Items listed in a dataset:
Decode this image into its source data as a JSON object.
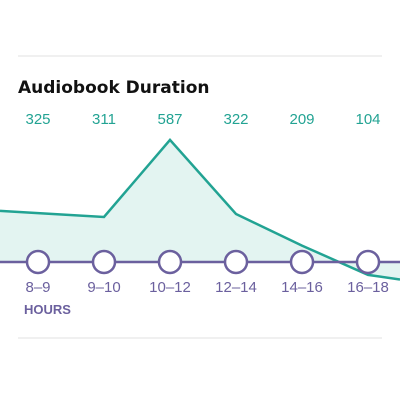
{
  "colors": {
    "line": "#22a393",
    "area": "#e3f4f1",
    "axis": "#6b609e",
    "divider": "#e2e2e2",
    "marker_fill": "#ffffff"
  },
  "chart_data": {
    "type": "area",
    "title": "Audiobook Duration",
    "xlabel": "HOURS",
    "ylabel": "",
    "categories": [
      "8–9",
      "9–10",
      "10–12",
      "12–14",
      "14–16",
      "16–18"
    ],
    "values": [
      325,
      311,
      587,
      322,
      209,
      104
    ],
    "ylim": [
      -240,
      640
    ],
    "grid": false,
    "legend": "none"
  }
}
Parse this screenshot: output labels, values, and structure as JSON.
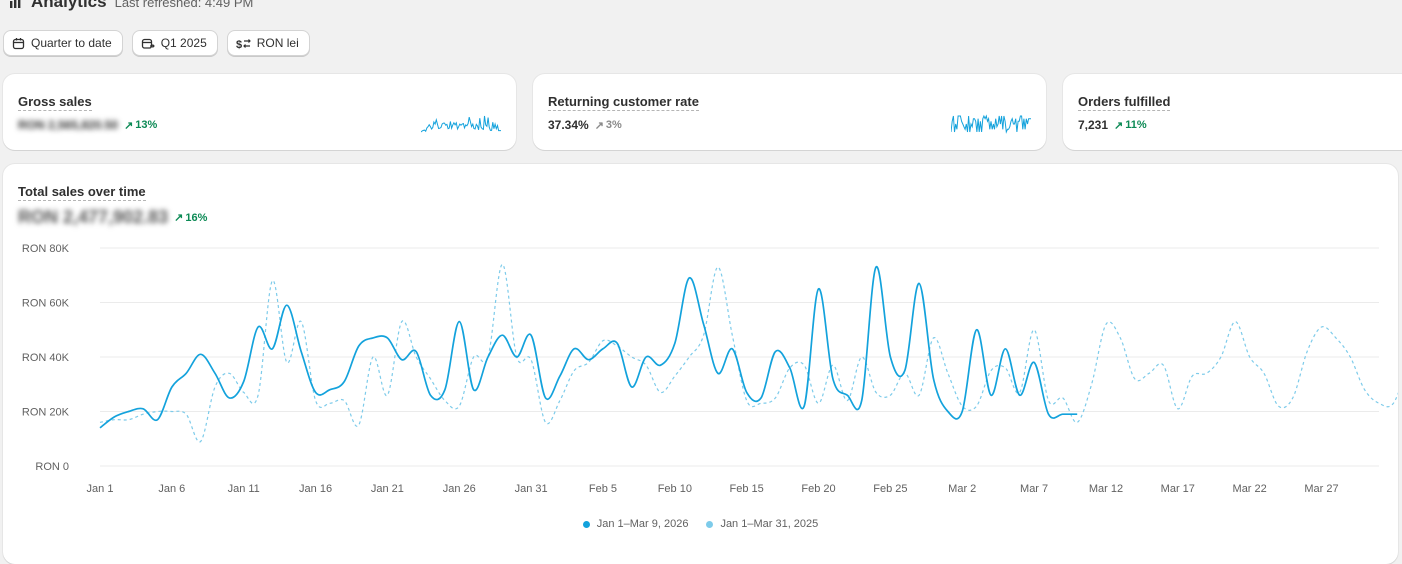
{
  "header": {
    "title": "Analytics",
    "refreshed": "Last refreshed: 4:49 PM"
  },
  "filters": {
    "date_range": "Quarter to date",
    "comparison": "Q1 2025",
    "currency": "RON lei"
  },
  "metrics": [
    {
      "label": "Gross sales",
      "value": "RON 2,565,820.50",
      "delta": "13%",
      "trend": "up"
    },
    {
      "label": "Returning customer rate",
      "value": "37.34%",
      "delta": "3%",
      "trend": "neutral"
    },
    {
      "label": "Orders fulfilled",
      "value": "7,231",
      "delta": "11%",
      "trend": "up"
    }
  ],
  "chart_title": "Total sales over time",
  "chart_total": "RON 2,477,902.83",
  "chart_delta": "16%",
  "colors": {
    "current": "#13a2dc",
    "previous": "#7dcbea",
    "up": "#0c8a55"
  },
  "chart_data": {
    "type": "line",
    "y_ticks": [
      "RON 0",
      "RON 20K",
      "RON 40K",
      "RON 60K",
      "RON 80K"
    ],
    "ylim": [
      0,
      80000
    ],
    "x_ticks": [
      "Jan 1",
      "Jan 6",
      "Jan 11",
      "Jan 16",
      "Jan 21",
      "Jan 26",
      "Jan 31",
      "Feb 5",
      "Feb 10",
      "Feb 15",
      "Feb 20",
      "Feb 25",
      "Mar 2",
      "Mar 7",
      "Mar 12",
      "Mar 17",
      "Mar 22",
      "Mar 27"
    ],
    "series": [
      {
        "name": "Jan 1–Mar 9, 2026",
        "dashed": false,
        "values": [
          14000,
          18000,
          20000,
          21000,
          17000,
          29000,
          34000,
          41000,
          34000,
          25000,
          31000,
          51000,
          43000,
          59000,
          42000,
          27000,
          28000,
          31000,
          44000,
          47000,
          47000,
          39000,
          42000,
          26000,
          28000,
          53000,
          28000,
          40000,
          48000,
          40000,
          48000,
          25000,
          33000,
          43000,
          39000,
          43000,
          45000,
          29000,
          40000,
          37000,
          45000,
          69000,
          52000,
          34000,
          43000,
          27000,
          25000,
          42000,
          36000,
          22000,
          65000,
          32000,
          26000,
          24000,
          73000,
          40000,
          35000,
          67000,
          32000,
          20000,
          20000,
          50000,
          26000,
          43000,
          26000,
          38000,
          19000,
          19000,
          19000
        ]
      },
      {
        "name": "Jan 1–Mar 31, 2025",
        "dashed": true,
        "values": [
          16000,
          17000,
          17000,
          19000,
          20000,
          20000,
          19000,
          9000,
          29000,
          34000,
          27000,
          26000,
          68000,
          38000,
          53000,
          24000,
          23000,
          24000,
          15000,
          40000,
          26000,
          53000,
          40000,
          32000,
          24000,
          22000,
          40000,
          40000,
          74000,
          40000,
          39000,
          16000,
          24000,
          35000,
          38000,
          46000,
          44000,
          40000,
          37000,
          27000,
          33000,
          40000,
          48000,
          73000,
          48000,
          24000,
          23000,
          25000,
          36000,
          37000,
          23000,
          37000,
          24000,
          40000,
          27000,
          26000,
          34000,
          26000,
          47000,
          34000,
          22000,
          22000,
          35000,
          36000,
          27000,
          50000,
          24000,
          25000,
          16000,
          30000,
          52000,
          47000,
          32000,
          34000,
          37000,
          21000,
          33000,
          34000,
          40000,
          53000,
          40000,
          34000,
          22000,
          25000,
          42000,
          51000,
          47000,
          40000,
          28000,
          23000,
          23000,
          37000
        ]
      }
    ]
  }
}
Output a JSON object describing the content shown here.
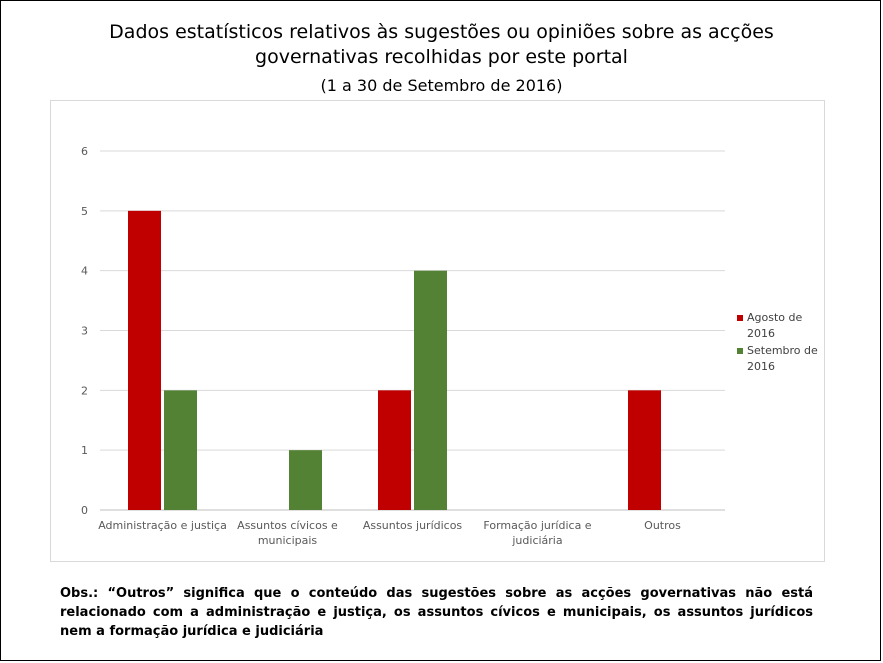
{
  "header": {
    "title": "Dados estatísticos relativos às sugestões ou opiniões sobre as acções governativas recolhidas por este portal",
    "subtitle": "(1 a 30 de Setembro de 2016)"
  },
  "chart_data": {
    "type": "bar",
    "categories": [
      "Administração e justiça",
      "Assuntos cívicos e municipais",
      "Assuntos jurídicos",
      "Formação jurídica e judiciária",
      "Outros"
    ],
    "series": [
      {
        "name": "Agosto de 2016",
        "values": [
          5,
          0,
          2,
          0,
          2
        ],
        "color": "#c00000"
      },
      {
        "name": "Setembro de 2016",
        "values": [
          2,
          1,
          4,
          0,
          0
        ],
        "color": "#548235"
      }
    ],
    "y_ticks": [
      "0",
      "1",
      "2",
      "3",
      "4",
      "5",
      "6"
    ],
    "ylim": [
      0,
      6
    ],
    "grid": true,
    "legend_position": "right"
  },
  "note": {
    "text": "Obs.: “Outros” significa que o conteúdo das sugestões sobre as acções governativas não está relacionado com a administração e justiça, os assuntos cívicos e municipais, os assuntos jurídicos nem a formação jurídica e judiciária"
  }
}
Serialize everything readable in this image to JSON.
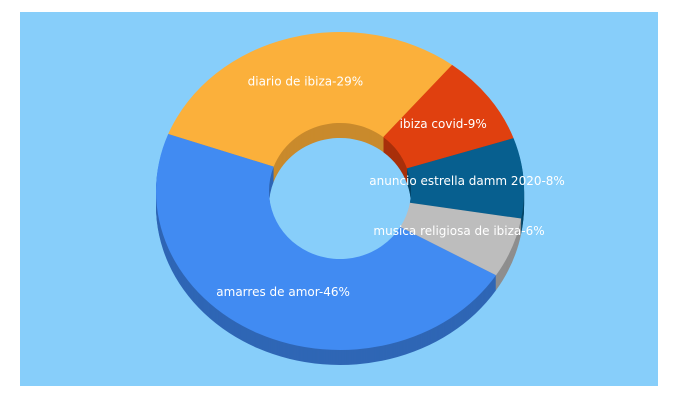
{
  "chart_data": {
    "type": "pie",
    "donut": true,
    "categories": [
      "diario de ibiza-29%",
      "ibiza covid-9%",
      "anuncio estrella damm 2020-8%",
      "musica religiosa de ibiza-6%",
      "amarres de amor-46%"
    ],
    "values": [
      29,
      9,
      8,
      6,
      46
    ],
    "colors": [
      "#fbb03b",
      "#e0400f",
      "#075f8f",
      "#bdbdbd",
      "#418bf2"
    ],
    "sides": [
      "#c98a2c",
      "#a8300b",
      "#054669",
      "#8e8e8e",
      "#2f66b5"
    ]
  }
}
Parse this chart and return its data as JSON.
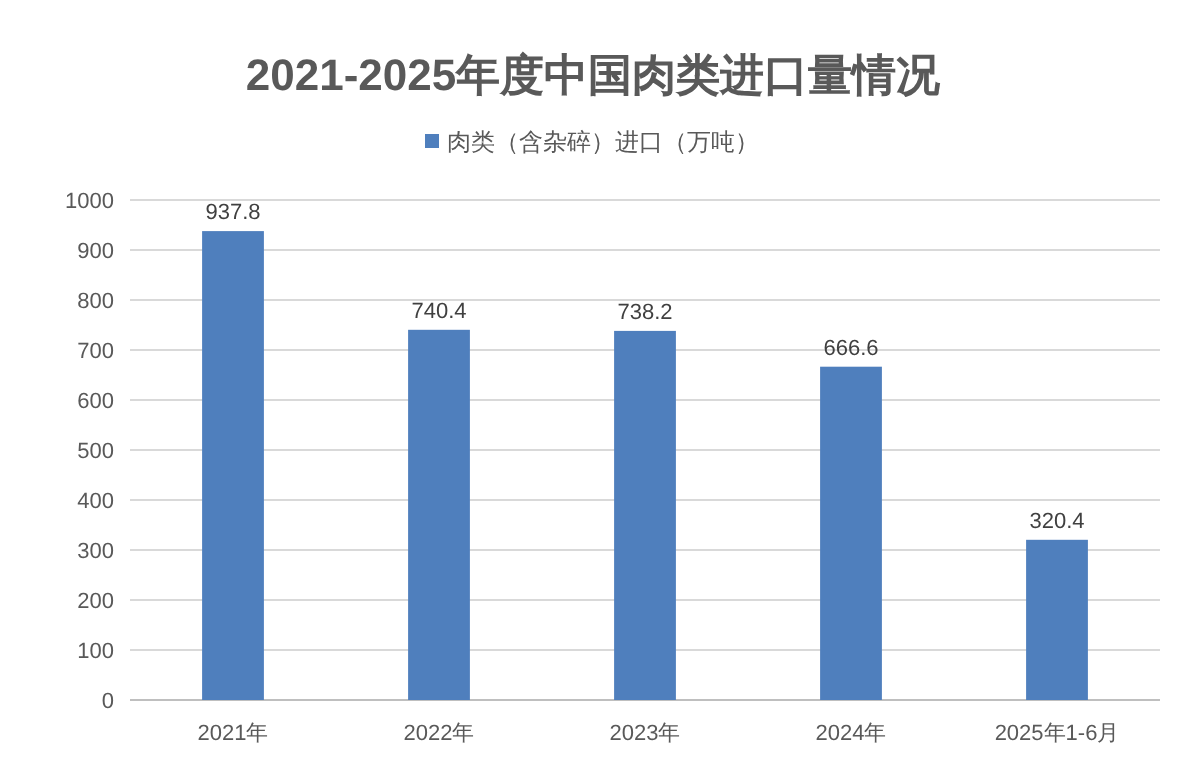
{
  "chart_data": {
    "type": "bar",
    "title": "2021-2025年度中国肉类进口量情况",
    "categories": [
      "2021年",
      "2022年",
      "2023年",
      "2024年",
      "2025年1-6月"
    ],
    "series": [
      {
        "name": "肉类（含杂碎）进口（万吨）",
        "color": "#4f7fbd",
        "values": [
          937.8,
          740.4,
          738.2,
          666.6,
          320.4
        ]
      }
    ],
    "ylim": [
      0,
      1000
    ],
    "yticks": [
      0,
      100,
      200,
      300,
      400,
      500,
      600,
      700,
      800,
      900,
      1000
    ],
    "grid": "y",
    "legend": "top",
    "data_labels": true
  }
}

> _WHAT YOU HAVE TO DO_
Return only those lines of the records that contain the string "acções".

> _EXPECTED ANSWER_
    "title": "Dados estatísticos relativos às sugestões ou opiniões sobre as acções governativas recolhidas por este portal",
    "text": "Obs.: “Outros” significa que o conteúdo das sugestões sobre as acções governativas não está relacionado com a administração e justiça, os assuntos cívicos e municipais, os assuntos jurídicos nem a formação jurídica e judiciária"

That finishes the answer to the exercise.